Structured figure records:
[Start]

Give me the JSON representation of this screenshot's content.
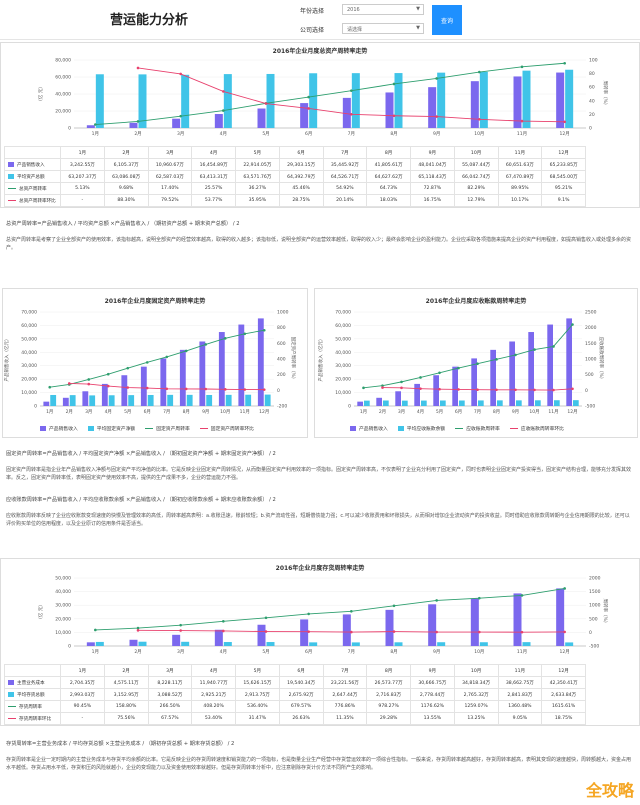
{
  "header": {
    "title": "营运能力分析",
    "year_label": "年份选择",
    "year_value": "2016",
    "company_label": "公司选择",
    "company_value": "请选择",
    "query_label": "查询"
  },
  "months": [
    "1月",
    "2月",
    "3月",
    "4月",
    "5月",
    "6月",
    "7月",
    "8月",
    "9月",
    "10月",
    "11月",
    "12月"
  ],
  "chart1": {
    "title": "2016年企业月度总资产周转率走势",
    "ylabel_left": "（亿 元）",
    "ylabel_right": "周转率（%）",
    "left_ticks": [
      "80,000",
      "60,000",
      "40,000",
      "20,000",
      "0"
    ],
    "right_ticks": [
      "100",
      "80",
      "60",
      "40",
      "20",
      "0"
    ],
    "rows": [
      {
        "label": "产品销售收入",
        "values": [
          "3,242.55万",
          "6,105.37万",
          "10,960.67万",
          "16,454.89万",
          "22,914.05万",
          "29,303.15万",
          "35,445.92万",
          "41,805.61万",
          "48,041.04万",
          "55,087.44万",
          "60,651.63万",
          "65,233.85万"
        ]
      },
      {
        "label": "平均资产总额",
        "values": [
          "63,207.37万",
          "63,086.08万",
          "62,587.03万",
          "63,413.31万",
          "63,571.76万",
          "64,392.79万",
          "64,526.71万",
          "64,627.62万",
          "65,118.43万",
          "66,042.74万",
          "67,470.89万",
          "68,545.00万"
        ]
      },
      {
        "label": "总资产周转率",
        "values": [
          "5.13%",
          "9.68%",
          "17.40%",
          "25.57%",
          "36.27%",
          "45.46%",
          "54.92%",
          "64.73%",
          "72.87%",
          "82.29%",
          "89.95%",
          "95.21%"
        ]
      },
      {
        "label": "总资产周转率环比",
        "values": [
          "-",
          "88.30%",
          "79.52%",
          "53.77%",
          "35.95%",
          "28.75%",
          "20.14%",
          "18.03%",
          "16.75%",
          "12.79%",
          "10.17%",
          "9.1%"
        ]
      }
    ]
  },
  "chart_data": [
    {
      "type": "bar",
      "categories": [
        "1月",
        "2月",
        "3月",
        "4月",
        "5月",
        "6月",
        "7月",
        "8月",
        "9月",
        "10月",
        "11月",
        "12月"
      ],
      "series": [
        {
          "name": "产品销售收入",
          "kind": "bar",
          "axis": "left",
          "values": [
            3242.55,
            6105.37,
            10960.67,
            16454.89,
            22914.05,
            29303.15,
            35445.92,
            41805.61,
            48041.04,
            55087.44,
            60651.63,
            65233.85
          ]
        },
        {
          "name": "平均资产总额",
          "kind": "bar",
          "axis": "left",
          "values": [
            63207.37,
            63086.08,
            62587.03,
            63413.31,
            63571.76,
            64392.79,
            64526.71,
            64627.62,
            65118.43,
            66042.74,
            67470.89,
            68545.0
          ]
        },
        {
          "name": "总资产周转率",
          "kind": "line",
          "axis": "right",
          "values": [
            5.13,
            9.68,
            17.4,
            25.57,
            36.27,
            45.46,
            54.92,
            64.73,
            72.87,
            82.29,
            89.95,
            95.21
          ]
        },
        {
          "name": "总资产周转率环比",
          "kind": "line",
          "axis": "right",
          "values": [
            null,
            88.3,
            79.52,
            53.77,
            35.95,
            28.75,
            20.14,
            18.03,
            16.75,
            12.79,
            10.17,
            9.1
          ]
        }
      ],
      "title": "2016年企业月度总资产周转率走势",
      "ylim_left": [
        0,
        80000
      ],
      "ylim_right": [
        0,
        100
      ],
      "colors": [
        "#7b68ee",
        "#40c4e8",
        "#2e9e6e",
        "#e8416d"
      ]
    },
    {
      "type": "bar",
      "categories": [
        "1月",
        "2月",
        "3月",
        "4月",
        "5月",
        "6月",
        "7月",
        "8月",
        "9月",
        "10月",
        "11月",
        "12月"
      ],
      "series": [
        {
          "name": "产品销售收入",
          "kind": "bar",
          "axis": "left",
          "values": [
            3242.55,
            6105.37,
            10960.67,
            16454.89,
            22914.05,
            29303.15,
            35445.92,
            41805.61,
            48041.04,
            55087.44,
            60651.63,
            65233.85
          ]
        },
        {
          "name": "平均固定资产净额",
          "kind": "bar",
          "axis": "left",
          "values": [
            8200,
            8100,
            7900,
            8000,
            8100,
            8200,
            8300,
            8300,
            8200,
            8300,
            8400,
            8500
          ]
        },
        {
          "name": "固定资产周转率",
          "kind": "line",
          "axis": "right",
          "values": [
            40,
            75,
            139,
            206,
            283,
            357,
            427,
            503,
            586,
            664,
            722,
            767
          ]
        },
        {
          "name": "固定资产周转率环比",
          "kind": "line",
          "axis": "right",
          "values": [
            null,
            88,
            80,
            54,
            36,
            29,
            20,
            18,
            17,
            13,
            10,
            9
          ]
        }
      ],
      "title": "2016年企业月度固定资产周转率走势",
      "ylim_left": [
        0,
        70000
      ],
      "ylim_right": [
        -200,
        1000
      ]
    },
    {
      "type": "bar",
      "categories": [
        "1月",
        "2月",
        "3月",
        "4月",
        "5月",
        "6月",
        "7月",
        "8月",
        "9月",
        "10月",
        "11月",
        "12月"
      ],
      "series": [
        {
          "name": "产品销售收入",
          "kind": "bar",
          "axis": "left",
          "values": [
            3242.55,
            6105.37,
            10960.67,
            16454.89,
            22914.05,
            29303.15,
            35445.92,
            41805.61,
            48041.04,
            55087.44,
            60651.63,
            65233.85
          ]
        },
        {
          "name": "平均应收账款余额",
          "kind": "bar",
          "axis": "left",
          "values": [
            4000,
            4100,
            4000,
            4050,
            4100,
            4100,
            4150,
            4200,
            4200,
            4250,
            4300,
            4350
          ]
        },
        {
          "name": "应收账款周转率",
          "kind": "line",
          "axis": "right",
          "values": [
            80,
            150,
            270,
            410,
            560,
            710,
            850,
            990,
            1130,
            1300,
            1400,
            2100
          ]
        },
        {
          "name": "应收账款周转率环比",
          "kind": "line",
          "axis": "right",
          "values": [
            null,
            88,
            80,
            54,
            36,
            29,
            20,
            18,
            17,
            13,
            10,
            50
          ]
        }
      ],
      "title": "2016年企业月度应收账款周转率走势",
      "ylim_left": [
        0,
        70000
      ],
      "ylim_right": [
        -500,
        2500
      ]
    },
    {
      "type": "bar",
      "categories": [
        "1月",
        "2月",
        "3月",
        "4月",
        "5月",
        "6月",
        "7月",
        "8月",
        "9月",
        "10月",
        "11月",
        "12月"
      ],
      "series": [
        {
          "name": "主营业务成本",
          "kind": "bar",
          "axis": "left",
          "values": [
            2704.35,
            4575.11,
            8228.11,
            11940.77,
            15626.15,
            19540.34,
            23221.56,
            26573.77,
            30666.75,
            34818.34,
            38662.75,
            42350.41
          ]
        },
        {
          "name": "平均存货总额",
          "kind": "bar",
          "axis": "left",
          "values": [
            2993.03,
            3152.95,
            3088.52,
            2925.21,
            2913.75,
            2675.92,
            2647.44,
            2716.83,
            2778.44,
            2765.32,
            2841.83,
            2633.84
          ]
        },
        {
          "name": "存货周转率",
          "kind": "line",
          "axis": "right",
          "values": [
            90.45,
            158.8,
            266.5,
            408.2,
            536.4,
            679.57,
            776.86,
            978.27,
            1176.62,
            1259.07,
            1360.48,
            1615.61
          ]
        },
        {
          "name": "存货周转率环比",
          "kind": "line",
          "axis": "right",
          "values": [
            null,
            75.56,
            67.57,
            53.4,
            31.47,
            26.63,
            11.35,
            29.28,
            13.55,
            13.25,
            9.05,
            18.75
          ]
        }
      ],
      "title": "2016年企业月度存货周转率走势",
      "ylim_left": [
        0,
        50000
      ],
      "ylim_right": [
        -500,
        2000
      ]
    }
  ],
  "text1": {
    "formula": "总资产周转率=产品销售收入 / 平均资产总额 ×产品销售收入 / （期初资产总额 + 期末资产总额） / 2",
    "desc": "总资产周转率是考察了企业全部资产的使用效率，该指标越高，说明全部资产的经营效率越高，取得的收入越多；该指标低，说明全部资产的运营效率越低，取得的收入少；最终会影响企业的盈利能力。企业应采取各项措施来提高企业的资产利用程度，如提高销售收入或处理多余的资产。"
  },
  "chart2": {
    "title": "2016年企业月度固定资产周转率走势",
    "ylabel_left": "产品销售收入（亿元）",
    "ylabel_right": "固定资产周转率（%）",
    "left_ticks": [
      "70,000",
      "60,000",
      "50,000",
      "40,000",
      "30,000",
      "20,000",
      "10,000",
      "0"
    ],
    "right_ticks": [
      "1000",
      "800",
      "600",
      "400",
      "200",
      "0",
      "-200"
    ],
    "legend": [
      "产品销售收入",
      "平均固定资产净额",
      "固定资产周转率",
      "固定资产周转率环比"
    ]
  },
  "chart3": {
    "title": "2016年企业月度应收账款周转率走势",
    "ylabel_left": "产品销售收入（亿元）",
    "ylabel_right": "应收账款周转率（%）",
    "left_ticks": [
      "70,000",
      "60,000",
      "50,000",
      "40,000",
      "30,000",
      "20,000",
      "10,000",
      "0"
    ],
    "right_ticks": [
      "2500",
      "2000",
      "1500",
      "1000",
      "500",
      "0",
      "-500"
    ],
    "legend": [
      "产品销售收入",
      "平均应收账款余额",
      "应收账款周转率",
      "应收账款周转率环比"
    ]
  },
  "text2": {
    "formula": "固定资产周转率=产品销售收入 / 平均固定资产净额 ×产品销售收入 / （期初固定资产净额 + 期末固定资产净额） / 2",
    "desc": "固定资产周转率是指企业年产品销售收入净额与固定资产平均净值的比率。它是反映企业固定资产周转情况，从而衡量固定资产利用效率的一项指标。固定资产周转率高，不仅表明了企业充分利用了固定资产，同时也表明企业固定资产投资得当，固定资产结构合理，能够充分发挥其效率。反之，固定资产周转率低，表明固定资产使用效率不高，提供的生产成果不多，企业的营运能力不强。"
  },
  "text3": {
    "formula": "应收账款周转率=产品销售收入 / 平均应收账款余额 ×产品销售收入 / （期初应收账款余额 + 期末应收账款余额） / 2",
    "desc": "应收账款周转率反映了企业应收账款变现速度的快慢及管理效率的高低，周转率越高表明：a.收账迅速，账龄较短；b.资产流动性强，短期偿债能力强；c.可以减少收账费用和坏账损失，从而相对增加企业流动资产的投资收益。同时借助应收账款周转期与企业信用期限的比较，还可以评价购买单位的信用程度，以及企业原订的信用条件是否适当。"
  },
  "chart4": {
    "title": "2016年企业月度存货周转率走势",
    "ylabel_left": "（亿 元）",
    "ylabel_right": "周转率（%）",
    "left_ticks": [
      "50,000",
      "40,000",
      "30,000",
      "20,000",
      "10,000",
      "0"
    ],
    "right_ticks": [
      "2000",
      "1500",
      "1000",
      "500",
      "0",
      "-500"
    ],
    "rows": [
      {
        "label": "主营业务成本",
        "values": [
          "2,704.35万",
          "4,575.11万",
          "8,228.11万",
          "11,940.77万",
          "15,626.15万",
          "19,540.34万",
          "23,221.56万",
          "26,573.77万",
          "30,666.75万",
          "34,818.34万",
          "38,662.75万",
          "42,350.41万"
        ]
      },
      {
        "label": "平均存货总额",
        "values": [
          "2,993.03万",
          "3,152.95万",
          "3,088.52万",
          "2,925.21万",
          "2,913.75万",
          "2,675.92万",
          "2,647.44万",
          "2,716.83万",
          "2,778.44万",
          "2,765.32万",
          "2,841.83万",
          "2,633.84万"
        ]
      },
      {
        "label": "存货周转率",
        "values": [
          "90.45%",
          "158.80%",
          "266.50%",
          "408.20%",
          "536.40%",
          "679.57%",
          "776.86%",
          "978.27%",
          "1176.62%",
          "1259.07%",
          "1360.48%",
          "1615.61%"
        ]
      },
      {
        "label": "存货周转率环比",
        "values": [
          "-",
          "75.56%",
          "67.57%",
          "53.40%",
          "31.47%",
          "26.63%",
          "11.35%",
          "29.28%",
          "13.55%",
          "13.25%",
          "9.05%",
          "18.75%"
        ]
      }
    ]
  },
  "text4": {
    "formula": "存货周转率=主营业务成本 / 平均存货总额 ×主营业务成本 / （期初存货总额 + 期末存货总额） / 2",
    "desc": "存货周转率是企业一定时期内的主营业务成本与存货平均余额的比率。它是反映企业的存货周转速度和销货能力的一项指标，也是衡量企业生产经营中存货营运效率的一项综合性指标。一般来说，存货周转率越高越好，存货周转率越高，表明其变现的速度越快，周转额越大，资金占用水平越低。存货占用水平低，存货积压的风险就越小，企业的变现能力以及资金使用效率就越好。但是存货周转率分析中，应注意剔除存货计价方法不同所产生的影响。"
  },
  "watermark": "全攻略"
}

[End]
[Start]

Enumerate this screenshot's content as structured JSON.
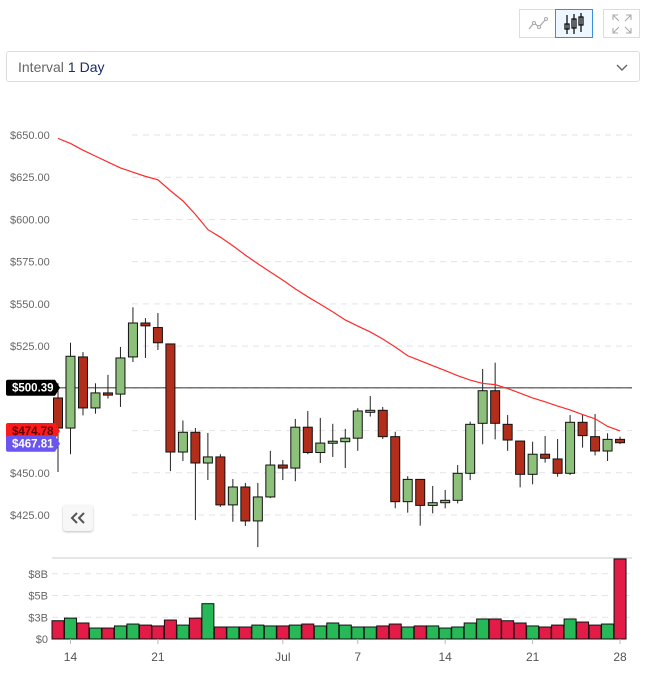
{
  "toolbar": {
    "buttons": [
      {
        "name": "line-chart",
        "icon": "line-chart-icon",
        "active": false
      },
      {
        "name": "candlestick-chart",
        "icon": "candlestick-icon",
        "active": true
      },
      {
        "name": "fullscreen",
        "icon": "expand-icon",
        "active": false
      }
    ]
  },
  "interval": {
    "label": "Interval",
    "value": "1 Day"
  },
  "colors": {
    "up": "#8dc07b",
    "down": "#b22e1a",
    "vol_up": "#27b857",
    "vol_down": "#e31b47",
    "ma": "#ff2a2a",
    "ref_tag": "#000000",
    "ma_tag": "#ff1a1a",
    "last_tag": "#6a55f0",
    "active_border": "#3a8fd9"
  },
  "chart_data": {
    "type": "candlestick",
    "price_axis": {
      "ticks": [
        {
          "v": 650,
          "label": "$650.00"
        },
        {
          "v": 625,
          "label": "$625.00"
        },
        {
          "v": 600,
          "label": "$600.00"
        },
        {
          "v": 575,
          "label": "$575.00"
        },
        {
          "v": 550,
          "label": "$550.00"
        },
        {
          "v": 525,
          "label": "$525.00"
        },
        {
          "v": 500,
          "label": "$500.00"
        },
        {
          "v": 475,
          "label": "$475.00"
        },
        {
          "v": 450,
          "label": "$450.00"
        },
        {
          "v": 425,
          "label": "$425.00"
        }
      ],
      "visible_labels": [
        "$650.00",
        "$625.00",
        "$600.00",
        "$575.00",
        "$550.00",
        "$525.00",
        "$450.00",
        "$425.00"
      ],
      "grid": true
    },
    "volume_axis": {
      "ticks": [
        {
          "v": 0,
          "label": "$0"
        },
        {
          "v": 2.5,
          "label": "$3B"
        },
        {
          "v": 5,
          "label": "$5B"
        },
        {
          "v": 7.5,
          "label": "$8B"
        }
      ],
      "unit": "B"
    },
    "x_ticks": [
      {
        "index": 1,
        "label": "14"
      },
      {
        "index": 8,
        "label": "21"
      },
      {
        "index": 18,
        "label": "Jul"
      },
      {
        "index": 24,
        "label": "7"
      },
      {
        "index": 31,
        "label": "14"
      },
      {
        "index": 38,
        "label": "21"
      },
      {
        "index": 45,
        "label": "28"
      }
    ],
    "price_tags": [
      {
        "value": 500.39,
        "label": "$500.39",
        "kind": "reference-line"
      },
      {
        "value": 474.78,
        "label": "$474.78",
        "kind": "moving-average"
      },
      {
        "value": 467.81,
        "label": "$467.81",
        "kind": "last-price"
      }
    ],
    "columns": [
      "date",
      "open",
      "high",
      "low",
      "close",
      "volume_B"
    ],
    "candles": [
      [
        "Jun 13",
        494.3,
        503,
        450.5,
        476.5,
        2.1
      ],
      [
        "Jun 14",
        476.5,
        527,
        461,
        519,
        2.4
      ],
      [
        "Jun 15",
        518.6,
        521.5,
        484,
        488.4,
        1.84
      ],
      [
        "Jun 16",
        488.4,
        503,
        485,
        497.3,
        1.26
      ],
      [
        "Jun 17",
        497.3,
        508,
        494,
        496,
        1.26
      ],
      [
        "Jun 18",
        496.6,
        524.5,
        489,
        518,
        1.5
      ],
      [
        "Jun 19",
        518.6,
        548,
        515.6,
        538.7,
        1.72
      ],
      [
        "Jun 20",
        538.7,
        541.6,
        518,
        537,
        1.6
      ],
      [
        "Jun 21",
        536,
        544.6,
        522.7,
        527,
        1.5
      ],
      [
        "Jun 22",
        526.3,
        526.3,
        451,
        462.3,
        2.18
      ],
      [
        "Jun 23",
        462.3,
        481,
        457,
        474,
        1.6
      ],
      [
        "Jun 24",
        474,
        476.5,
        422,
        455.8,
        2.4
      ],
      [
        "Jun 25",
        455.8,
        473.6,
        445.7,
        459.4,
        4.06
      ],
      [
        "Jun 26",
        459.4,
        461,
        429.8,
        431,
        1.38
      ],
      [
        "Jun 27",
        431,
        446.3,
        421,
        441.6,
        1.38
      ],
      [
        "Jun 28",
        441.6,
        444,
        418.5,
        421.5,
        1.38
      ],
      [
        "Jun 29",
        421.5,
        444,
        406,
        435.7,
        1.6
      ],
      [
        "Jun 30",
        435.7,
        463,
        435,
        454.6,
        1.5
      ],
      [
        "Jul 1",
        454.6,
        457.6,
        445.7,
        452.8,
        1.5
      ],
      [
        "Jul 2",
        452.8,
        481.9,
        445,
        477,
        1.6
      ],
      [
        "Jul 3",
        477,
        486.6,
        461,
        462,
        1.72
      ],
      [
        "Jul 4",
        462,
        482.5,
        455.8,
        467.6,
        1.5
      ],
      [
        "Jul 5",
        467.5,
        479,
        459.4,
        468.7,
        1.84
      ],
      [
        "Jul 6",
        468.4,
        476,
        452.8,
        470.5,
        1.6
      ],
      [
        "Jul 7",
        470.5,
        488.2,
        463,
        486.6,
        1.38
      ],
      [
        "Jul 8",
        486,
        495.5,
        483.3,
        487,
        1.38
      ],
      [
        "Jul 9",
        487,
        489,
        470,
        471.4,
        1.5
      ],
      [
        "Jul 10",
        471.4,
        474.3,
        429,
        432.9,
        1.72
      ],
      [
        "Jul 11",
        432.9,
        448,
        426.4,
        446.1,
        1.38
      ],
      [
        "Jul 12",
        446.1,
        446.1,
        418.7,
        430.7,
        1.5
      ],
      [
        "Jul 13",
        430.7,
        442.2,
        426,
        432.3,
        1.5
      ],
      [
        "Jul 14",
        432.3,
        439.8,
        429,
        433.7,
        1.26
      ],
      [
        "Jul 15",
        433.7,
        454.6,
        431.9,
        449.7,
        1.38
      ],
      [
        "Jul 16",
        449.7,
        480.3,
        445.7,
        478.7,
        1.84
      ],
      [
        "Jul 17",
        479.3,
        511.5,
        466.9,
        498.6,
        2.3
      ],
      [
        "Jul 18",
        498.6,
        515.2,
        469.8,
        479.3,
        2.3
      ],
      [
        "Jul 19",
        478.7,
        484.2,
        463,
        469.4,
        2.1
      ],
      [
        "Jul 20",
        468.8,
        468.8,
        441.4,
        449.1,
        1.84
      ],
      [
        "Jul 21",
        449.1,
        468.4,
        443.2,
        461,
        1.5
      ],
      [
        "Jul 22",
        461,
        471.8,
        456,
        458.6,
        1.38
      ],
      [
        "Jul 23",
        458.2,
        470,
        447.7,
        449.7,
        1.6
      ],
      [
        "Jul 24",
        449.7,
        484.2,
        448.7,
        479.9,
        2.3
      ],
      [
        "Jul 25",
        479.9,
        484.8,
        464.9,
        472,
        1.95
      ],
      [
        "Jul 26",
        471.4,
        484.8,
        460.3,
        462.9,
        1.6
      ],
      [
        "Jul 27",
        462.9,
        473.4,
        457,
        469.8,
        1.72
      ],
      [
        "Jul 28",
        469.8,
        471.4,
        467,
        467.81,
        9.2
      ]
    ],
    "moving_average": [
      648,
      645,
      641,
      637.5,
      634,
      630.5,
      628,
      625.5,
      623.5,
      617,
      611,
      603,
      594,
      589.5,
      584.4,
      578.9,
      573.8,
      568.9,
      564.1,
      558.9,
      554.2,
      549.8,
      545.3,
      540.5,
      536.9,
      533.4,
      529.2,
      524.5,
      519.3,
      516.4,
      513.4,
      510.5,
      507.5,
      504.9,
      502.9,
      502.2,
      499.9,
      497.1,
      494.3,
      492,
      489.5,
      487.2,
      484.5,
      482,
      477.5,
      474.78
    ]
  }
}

[End]

## REQUIREMENTS
Identify each line in the records above that contains the word "index", and copy it out in full.

## RESPONSE FOR THIS EXERCISE
        "index": 1,
        "index": 8,
        "index": 18,
        "index": 24,
        "index": 31,
        "index": 38,
        "index": 45,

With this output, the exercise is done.